DO THIS >> The entries below should be transcribed in their entirety, exactly as written.

begin THE INPUT

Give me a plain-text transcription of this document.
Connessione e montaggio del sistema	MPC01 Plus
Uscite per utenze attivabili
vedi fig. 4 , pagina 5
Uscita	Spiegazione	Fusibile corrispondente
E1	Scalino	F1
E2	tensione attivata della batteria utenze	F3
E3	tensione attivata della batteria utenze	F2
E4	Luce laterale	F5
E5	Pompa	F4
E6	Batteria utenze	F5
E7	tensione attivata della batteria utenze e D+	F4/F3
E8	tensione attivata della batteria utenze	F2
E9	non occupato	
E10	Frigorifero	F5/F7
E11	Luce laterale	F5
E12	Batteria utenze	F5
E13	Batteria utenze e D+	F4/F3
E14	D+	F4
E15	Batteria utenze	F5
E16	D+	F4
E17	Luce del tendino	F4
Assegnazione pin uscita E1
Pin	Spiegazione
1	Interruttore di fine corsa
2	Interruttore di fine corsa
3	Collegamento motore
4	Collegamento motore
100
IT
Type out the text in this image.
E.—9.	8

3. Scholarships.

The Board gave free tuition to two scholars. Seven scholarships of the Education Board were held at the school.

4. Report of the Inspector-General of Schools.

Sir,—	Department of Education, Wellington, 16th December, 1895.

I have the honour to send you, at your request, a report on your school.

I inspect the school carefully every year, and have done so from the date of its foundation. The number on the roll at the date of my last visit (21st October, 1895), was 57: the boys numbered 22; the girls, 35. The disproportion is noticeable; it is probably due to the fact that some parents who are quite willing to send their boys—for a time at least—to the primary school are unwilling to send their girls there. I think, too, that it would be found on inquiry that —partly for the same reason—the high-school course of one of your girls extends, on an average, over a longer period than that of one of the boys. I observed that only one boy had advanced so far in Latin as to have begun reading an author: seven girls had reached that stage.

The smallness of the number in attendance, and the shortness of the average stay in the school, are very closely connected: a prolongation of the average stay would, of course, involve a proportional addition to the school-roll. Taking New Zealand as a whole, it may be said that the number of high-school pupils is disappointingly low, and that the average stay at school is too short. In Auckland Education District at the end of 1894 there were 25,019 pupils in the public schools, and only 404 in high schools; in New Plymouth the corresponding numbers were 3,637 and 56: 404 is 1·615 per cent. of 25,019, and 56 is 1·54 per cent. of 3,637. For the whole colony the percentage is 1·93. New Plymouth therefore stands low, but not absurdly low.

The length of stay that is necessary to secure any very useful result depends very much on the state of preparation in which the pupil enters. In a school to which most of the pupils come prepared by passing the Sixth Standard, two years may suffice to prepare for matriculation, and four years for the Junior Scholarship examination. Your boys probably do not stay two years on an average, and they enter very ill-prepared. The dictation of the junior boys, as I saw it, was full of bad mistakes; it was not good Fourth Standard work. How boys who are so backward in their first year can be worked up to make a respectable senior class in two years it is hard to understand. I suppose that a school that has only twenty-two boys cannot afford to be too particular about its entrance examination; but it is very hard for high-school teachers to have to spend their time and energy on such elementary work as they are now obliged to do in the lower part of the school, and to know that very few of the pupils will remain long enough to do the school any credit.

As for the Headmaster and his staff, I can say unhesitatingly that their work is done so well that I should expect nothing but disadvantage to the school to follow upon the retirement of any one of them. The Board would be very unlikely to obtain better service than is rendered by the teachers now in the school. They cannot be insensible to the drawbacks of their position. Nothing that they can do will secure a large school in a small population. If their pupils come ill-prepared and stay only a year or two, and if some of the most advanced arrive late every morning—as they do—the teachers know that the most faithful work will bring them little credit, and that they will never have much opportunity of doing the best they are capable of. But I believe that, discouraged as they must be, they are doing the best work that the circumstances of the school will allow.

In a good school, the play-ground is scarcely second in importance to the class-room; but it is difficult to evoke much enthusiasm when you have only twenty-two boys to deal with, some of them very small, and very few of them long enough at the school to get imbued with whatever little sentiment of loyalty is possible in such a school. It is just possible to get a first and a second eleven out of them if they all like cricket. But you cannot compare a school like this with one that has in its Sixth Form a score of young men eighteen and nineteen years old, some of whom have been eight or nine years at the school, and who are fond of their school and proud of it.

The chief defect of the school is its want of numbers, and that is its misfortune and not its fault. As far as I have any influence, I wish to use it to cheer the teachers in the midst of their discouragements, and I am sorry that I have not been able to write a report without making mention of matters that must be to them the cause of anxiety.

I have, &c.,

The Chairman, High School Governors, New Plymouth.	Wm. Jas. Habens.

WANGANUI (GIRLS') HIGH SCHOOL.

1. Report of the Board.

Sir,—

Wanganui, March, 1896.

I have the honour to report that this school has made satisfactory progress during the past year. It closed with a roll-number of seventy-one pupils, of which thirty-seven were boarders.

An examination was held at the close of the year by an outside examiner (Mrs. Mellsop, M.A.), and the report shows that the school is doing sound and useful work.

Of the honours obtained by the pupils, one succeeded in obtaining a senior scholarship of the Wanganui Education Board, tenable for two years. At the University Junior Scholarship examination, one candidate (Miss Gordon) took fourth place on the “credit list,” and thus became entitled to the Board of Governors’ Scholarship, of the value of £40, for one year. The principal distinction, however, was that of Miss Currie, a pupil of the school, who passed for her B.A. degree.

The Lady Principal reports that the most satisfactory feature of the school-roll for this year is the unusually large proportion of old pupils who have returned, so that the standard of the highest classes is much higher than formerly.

end THE INPUT

EXERCISE RESPONSE >>
Give me a plain-text transcription of this document.
Connessione e montaggio del sistema	MPC01 Plus
Uscite per utenze attivabili
vedi fig. 4 , pagina 5
Uscita	Spiegazione	Fusibile corrispondente
E1	Scalino	F1
E2	tensione attivata della batteria utenze	F3
E3	tensione attivata della batteria utenze	F2
E4	Luce laterale	F5
E5	Pompa	F4
E6	Batteria utenze	F5
E7	tensione attivata della batteria utenze e D+	F4/F3
E8	tensione attivata della batteria utenze	F2
E9	non occupato	
E10	Frigorifero	F5/F7
E11	Luce laterale	F5
E12	Batteria utenze	F5
E13	Batteria utenze e D+	F4/F3
E14	D+	F4
E15	Batteria utenze	F5
E16	D+	F4
E17	Luce del tendino	F4
Assegnazione pin uscita E1
Pin	Spiegazione
1	Interruttore di fine corsa
2	Interruttore di fine corsa
3	Collegamento motore
4	Collegamento motore
100
IT
Type out the text in this image.
E.—9.	8

3. Scholarships.

The Board gave free tuition to two scholars. Seven scholarships of the Education Board were held at the school.

4. Report of the Inspector-General of Schools.

Sir,—	Department of Education, Wellington, 16th December, 1895.

I have the honour to send you, at your request, a report on your school.

I inspect the school carefully every year, and have done so from the date of its foundation. The number on the roll at the date of my last visit (21st October, 1895), was 57: the boys numbered 22; the girls, 35. The disproportion is noticeable; it is probably due to the fact that some parents who are quite willing to send their boys—for a time at least—to the primary school are unwilling to send their girls there. I think, too, that it would be found on inquiry that —partly for the same reason—the high-school course of one of your girls extends, on an average, over a longer period than that of one of the boys. I observed that only one boy had advanced so far in Latin as to have begun reading an author: seven girls had reached that stage.

The smallness of the number in attendance, and the shortness of the average stay in the school, are very closely connected: a prolongation of the average stay would, of course, involve a proportional addition to the school-roll. Taking New Zealand as a whole, it may be said that the number of high-school pupils is disappointingly low, and that the average stay at school is too short. In Auckland Education District at the end of 1894 there were 25,019 pupils in the public schools, and only 404 in high schools; in New Plymouth the corresponding numbers were 3,637 and 56: 404 is 1·615 per cent. of 25,019, and 56 is 1·54 per cent. of 3,637. For the whole colony the percentage is 1·93. New Plymouth therefore stands low, but not absurdly low.

The length of stay that is necessary to secure any very useful result depends very much on the state of preparation in which the pupil enters. In a school to which most of the pupils come prepared by passing the Sixth Standard, two years may suffice to prepare for matriculation, and four years for the Junior Scholarship examination. Your boys probably do not stay two years on an average, and they enter very ill-prepared. The dictation of the junior boys, as I saw it, was full of bad mistakes; it was not good Fourth Standard work. How boys who are so backward in their first year can be worked up to make a respectable senior class in two years it is hard to understand. I suppose that a school that has only twenty-two boys cannot afford to be too particular about its entrance examination; but it is very hard for high-school teachers to have to spend their time and energy on such elementary work as they are now obliged to do in the lower part of the school, and to know that very few of the pupils will remain long enough to do the school any credit.

As for the Headmaster and his staff, I can say unhesitatingly that their work is done so well that I should expect nothing but disadvantage to the school to follow upon the retirement of any one of them. The Board would be very unlikely to obtain better service than is rendered by the teachers now in the school. They cannot be insensible to the drawbacks of their position. Nothing that they can do will secure a large school in a small population. If their pupils come ill-prepared and stay only a year or two, and if some of the most advanced arrive late every morning—as they do—the teachers know that the most faithful work will bring them little credit, and that they will never have much opportunity of doing the best they are capable of. But I believe that, discouraged as they must be, they are doing the best work that the circumstances of the school will allow.

In a good school, the play-ground is scarcely second in importance to the class-room; but it is difficult to evoke much enthusiasm when you have only twenty-two boys to deal with, some of them very small, and very few of them long enough at the school to get imbued with whatever little sentiment of loyalty is possible in such a school. It is just possible to get a first and a second eleven out of them if they all like cricket. But you cannot compare a school like this with one that has in its Sixth Form a score of young men eighteen and nineteen years old, some of whom have been eight or nine years at the school, and who are fond of their school and proud of it.

The chief defect of the school is its want of numbers, and that is its misfortune and not its fault. As far as I have any influence, I wish to use it to cheer the teachers in the midst of their discouragements, and I am sorry that I have not been able to write a report without making mention of matters that must be to them the cause of anxiety.

I have, &c.,

The Chairman, High School Governors, New Plymouth.	Wm. Jas. Habens.

WANGANUI (GIRLS') HIGH SCHOOL.

1. Report of the Board.

Sir,—

Wanganui, March, 1896.

I have the honour to report that this school has made satisfactory progress during the past year. It closed with a roll-number of seventy-one pupils, of which thirty-seven were boarders.

An examination was held at the close of the year by an outside examiner (Mrs. Mellsop, M.A.), and the report shows that the school is doing sound and useful work.

Of the honours obtained by the pupils, one succeeded in obtaining a senior scholarship of the Wanganui Education Board, tenable for two years. At the University Junior Scholarship examination, one candidate (Miss Gordon) took fourth place on the “credit list,” and thus became entitled to the Board of Governors’ Scholarship, of the value of £40, for one year. The principal distinction, however, was that of Miss Currie, a pupil of the school, who passed for her B.A. degree.

The Lady Principal reports that the most satisfactory feature of the school-roll for this year is the unusually large proportion of old pupils who have returned, so that the standard of the highest classes is much higher than formerly.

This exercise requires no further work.